STATED EXERCISE> Tally the lines that include the word "value" and reply with nothing but the total.
========================
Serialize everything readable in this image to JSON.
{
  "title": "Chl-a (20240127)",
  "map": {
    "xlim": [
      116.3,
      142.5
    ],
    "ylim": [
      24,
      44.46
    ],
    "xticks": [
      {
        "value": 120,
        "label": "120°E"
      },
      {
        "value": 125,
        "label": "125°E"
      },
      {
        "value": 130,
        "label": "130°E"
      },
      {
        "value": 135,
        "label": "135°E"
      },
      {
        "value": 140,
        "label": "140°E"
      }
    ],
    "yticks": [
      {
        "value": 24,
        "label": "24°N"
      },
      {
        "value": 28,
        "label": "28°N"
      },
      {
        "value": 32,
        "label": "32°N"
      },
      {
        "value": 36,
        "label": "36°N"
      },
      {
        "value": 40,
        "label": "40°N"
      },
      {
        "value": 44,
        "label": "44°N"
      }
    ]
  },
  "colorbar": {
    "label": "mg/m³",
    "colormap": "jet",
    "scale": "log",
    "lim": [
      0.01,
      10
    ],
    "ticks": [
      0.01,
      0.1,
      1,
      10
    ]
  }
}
========================
OUTPUT FOR THIS TASK> 11